*Text*:

General characteristics
- Type: Aircraft transport
- Displacement: 16,480 long tons (16,740 t) full load
- Length: 478 ft (146 m)
- Beam: 63 ft 6 in (19.35 m)
- Draft: 26 ft 4 in (8.03 m)
- Installed power: 8,800 shp (6,600 kW)
- Propulsion: 1 × Geared steam turbine; 1 × shaft;
- Speed: 17 kn (20 mph; 31 km/h)
- Complement: 245 officers and enlisted
- Armament: 1 × 5 in (130 mm)/38 cal gun, 4 × 3 in (76 mm)/50 cal guns, 4 × 40 mm guns (2x2), 24 × 20 mm AA cannons (8x2, 16x1)
- Aircraft carried: Ferried a variety of aircraft, mainly fighter types

= USS Kitty Hawk (AKV-1) =

USS Kitty Hawk (APV-1/AKV-1), formerly SS Seatrain New York, was a cargo ship that was converted into an aircraft transport during World War II.

Seatrain New York was built in 1932 by Sun Shipbuilding & Drydock Corporation of Chester, Pennsylvania for Seatrain Lines, Inc. She was acquired by the United States Navy on 25 June 1941, and renamed Kitty Hawk on 8 July. She was named after Kitty Hawk, North Carolina where the Wright brothers made the world's first powered heavier than air flight on 17 December 1903. She was converted to an aircraft transport by Tietjin & Land Dry Dock Corporation, Hoboken, New Jersey and commissioned on 26 November 1941, at New York Navy Yard.

Dataset entries

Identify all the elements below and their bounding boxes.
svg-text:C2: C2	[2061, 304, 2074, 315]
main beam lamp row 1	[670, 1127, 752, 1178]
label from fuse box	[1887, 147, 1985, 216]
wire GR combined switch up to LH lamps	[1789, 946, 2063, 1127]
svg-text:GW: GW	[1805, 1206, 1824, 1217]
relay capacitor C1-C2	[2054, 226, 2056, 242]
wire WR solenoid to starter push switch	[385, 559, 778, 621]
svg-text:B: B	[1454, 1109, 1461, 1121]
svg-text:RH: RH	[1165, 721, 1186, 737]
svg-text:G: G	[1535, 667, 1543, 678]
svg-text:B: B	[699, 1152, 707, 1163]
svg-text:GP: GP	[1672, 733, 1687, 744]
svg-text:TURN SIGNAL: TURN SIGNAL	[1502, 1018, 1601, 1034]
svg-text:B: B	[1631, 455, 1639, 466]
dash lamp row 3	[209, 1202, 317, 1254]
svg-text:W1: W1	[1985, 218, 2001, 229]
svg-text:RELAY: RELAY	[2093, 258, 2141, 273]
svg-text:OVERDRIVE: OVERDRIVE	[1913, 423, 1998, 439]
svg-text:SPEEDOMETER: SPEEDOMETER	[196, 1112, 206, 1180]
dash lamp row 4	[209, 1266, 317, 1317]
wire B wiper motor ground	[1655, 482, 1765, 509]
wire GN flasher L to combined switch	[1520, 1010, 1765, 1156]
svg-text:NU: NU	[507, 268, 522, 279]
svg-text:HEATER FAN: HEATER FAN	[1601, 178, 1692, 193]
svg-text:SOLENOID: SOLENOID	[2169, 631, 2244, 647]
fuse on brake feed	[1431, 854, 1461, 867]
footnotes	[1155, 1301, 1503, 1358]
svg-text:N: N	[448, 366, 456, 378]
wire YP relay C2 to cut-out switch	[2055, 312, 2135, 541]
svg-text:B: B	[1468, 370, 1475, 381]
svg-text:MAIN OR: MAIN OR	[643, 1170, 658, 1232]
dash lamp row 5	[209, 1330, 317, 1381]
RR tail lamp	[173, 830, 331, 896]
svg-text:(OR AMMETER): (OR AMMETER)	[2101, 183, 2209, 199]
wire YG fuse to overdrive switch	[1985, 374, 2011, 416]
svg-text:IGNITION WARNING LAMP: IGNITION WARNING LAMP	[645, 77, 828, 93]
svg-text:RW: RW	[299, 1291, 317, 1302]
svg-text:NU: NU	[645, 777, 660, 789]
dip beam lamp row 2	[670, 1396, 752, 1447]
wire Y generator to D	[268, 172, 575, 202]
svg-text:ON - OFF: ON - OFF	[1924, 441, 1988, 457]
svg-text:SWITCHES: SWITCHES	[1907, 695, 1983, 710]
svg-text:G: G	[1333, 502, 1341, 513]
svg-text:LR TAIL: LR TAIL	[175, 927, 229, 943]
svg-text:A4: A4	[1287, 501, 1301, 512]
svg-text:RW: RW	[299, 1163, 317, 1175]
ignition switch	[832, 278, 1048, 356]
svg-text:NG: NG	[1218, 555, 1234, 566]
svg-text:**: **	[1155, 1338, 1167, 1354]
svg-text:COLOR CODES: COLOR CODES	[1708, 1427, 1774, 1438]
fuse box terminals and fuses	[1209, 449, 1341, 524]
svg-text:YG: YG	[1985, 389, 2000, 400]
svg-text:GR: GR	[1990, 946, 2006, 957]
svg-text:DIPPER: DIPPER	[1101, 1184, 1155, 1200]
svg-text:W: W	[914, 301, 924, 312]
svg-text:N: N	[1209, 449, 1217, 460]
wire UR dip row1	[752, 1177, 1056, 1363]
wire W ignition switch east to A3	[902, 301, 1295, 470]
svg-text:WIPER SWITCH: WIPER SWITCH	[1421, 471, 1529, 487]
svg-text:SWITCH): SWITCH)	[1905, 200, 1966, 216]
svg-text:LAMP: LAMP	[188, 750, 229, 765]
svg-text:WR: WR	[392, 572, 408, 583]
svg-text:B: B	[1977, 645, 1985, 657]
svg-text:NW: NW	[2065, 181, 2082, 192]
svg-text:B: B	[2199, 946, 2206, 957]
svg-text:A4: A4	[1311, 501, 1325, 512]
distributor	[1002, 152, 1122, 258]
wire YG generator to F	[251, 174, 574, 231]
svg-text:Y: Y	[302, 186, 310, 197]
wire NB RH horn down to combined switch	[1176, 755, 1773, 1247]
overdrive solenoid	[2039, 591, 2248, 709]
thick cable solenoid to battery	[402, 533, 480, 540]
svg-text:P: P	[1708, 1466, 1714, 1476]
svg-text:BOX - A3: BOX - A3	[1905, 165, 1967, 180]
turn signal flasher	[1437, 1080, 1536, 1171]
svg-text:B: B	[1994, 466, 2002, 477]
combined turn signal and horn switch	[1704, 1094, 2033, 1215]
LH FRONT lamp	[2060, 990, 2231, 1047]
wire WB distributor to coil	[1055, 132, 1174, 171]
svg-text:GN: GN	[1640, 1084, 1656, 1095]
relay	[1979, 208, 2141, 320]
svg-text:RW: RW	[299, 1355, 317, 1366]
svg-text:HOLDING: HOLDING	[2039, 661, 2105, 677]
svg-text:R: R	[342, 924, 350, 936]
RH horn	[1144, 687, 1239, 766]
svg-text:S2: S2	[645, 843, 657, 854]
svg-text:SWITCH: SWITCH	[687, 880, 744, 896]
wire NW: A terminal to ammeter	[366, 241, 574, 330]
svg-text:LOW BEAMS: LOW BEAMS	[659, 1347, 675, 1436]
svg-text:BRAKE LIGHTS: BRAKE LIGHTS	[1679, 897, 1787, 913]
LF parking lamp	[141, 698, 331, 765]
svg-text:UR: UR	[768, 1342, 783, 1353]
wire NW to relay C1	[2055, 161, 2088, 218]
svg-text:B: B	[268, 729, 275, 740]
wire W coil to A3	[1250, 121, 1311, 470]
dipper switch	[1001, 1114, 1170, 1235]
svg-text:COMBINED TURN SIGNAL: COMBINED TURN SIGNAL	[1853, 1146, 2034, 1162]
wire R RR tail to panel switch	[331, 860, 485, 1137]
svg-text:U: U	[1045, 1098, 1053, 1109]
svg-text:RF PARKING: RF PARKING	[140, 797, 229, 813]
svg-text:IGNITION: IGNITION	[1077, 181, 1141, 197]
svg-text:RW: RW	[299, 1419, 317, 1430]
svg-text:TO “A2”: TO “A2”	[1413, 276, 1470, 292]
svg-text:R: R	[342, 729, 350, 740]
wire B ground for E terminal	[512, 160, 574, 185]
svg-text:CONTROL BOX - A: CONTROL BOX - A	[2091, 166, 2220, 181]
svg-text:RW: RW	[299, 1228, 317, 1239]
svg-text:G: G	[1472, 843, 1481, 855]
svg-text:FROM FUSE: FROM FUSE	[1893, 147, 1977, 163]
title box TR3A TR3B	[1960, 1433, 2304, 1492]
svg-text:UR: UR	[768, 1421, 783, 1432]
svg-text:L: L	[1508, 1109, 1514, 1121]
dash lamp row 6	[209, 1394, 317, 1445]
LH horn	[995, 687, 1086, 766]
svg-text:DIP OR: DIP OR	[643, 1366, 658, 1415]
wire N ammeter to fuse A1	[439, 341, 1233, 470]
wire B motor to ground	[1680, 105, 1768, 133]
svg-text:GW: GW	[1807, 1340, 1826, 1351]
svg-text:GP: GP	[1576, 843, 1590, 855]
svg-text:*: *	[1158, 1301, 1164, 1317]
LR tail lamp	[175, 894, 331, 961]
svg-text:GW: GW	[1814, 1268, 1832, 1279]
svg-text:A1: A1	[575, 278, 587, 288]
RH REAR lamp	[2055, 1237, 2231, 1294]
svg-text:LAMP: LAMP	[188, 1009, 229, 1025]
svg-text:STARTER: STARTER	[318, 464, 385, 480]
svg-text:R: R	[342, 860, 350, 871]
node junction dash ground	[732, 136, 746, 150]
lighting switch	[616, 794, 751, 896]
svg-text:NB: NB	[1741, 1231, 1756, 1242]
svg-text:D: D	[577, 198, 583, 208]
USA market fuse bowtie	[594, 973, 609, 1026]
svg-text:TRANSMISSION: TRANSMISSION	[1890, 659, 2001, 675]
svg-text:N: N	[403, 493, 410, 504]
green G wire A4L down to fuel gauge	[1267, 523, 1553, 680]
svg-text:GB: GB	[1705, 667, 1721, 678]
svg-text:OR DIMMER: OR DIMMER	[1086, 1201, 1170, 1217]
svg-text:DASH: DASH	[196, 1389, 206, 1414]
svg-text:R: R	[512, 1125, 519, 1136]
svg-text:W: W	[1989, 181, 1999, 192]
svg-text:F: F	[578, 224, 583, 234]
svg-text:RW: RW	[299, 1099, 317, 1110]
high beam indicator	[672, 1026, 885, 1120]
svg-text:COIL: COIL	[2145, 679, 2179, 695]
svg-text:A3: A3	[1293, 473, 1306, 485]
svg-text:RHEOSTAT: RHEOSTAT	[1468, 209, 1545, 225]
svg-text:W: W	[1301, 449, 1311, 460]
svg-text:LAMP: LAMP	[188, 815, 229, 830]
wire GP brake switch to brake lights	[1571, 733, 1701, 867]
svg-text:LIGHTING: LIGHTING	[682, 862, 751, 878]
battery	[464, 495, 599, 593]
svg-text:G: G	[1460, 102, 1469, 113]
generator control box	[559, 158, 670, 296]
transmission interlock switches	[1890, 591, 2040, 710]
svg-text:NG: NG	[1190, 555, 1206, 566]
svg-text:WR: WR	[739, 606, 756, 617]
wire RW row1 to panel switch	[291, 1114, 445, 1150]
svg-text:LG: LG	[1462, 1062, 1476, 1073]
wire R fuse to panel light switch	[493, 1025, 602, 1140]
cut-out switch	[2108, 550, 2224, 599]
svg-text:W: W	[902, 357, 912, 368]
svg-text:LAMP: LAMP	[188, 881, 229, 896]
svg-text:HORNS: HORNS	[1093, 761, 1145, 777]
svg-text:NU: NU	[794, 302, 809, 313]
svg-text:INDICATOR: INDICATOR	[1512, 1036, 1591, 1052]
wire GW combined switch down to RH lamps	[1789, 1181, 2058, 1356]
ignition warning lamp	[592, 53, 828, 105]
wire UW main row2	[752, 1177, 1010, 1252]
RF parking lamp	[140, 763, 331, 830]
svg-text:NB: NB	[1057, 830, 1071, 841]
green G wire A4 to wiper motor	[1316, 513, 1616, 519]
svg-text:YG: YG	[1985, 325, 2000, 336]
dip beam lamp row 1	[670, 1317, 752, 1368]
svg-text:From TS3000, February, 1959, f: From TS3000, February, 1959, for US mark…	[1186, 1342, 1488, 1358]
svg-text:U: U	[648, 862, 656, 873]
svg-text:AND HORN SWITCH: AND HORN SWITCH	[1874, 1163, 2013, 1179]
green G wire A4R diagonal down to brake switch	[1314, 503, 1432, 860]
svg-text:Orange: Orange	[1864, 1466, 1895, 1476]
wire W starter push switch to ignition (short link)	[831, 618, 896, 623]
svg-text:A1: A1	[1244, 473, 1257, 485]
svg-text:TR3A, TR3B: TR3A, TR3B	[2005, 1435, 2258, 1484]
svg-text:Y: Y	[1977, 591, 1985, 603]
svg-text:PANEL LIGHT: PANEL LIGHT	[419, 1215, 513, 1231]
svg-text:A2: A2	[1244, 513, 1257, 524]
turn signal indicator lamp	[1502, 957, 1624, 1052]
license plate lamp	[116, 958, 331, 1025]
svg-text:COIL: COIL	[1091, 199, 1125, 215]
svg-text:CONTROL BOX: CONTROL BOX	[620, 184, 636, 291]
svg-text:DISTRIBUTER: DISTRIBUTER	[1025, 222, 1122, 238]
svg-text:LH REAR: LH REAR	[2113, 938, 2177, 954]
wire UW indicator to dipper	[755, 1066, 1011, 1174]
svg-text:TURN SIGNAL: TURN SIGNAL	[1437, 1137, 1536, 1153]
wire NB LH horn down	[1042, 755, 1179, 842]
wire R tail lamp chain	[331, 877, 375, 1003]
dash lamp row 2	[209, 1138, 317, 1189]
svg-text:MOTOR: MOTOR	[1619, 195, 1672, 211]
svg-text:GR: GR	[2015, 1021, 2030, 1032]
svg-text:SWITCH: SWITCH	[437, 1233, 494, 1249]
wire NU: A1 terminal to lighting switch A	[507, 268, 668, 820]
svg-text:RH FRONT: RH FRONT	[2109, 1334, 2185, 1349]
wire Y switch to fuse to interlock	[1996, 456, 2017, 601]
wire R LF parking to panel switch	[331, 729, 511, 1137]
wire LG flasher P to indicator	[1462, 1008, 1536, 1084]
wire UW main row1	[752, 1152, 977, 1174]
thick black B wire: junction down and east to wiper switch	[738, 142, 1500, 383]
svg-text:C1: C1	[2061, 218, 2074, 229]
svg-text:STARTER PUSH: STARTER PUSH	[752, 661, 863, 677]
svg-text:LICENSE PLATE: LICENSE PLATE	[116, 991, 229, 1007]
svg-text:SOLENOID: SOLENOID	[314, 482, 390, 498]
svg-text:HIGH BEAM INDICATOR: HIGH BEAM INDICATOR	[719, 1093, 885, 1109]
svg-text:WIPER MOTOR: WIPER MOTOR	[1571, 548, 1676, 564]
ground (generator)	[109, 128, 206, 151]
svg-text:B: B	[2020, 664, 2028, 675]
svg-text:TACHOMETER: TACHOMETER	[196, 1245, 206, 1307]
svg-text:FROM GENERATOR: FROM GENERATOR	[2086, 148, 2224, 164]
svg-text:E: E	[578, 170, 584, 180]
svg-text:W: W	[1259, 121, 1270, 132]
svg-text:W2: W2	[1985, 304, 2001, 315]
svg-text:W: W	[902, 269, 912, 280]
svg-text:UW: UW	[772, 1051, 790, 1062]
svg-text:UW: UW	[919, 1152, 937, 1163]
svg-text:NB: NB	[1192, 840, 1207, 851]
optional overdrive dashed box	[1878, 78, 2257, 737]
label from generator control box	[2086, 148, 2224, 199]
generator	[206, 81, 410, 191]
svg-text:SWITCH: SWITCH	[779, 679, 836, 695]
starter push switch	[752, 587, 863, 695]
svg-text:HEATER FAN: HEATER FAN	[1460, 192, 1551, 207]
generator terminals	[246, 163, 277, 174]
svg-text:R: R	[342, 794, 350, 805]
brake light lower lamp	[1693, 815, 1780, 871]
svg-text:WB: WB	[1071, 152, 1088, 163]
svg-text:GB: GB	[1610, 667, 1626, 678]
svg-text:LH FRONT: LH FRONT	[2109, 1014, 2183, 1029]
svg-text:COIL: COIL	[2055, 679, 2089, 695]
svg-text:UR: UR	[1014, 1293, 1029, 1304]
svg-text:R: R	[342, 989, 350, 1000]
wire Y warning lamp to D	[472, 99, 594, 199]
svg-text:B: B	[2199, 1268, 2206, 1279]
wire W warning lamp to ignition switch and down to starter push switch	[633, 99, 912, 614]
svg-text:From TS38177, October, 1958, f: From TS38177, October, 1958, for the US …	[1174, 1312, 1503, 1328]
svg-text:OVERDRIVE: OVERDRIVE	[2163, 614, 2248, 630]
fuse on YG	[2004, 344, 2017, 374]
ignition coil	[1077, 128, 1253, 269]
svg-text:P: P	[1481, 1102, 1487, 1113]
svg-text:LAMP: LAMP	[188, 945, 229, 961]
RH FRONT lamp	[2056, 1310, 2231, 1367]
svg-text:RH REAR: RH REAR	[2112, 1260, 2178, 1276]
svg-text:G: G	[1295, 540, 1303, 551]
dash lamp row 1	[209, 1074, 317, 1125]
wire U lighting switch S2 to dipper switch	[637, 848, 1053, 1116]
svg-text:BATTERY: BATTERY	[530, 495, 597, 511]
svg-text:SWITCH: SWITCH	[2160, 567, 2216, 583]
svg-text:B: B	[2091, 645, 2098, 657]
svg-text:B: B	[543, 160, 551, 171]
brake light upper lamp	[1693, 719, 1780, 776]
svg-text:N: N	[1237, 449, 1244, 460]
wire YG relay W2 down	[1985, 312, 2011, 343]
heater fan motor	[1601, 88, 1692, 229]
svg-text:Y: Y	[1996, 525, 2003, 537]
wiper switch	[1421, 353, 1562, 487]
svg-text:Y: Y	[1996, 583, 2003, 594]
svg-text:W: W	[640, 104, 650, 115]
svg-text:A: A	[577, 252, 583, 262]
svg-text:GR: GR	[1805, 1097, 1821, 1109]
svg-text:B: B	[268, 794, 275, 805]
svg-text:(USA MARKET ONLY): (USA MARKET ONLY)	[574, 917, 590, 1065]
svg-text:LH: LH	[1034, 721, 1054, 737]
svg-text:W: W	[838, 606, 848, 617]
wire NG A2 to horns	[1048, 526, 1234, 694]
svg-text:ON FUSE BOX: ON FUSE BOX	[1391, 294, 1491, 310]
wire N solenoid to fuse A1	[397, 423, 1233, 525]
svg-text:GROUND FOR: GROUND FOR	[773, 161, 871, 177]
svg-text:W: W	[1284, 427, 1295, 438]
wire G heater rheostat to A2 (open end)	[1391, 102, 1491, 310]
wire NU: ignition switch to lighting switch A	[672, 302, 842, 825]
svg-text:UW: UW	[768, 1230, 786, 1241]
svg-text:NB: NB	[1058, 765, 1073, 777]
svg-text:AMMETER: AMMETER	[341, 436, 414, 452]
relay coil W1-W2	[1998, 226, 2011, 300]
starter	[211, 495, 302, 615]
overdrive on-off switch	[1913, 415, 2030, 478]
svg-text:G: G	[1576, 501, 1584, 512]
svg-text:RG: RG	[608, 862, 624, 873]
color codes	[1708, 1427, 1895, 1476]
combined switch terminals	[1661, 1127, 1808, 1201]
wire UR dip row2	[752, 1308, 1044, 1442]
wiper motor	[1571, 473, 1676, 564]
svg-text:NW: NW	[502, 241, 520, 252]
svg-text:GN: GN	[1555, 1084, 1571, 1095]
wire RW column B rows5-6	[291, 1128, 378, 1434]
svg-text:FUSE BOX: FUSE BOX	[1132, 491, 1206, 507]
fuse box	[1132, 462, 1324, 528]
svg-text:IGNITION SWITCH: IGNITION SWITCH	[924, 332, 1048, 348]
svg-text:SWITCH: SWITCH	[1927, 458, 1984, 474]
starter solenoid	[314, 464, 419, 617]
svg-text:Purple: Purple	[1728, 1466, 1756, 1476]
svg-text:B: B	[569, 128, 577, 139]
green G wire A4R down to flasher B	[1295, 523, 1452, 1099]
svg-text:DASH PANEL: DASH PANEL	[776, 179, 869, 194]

*Task instructions*: Pick up the text on USS Kitty Hawk (AKV-1) after its last sentence and continue it. The dataset entries have no connection to the text about USS Kitty Hawk.

*Exercise result*:
==Service history==

===1941–1942===
After shakedown, Kitty Hawk departed New York on 16 December 1941, for Hawaii via the Panama Canal with aircraft to replace U.S. losses in the Japanese attack, and arrived at Pearl Harbor on 8 February 1942. She unloaded her aircraft at Hickam Field and returned to the mainland on 25 February. Kitty Hawk returned to Pearl Harbor on 17 May. Intelligence reports arrived indicating that a Japanese fleet was approaching the Hawaiian Islands. Immediately, Kitty Hawk loaded the men, armament, and equipment of the 3rd Marine Defense Battalion and aircraft of Marine Air Groups 21 and 45 and sailed at top speed to reinforce Midway, escorted by the destroyer . En route, a PBY Catalina reported a submarine in the area which Gwin drove off with a heavy barrage of depth charges, enabling Kitty Hawk to deliver her vital fighting men and aircraft to Midway on 26 May.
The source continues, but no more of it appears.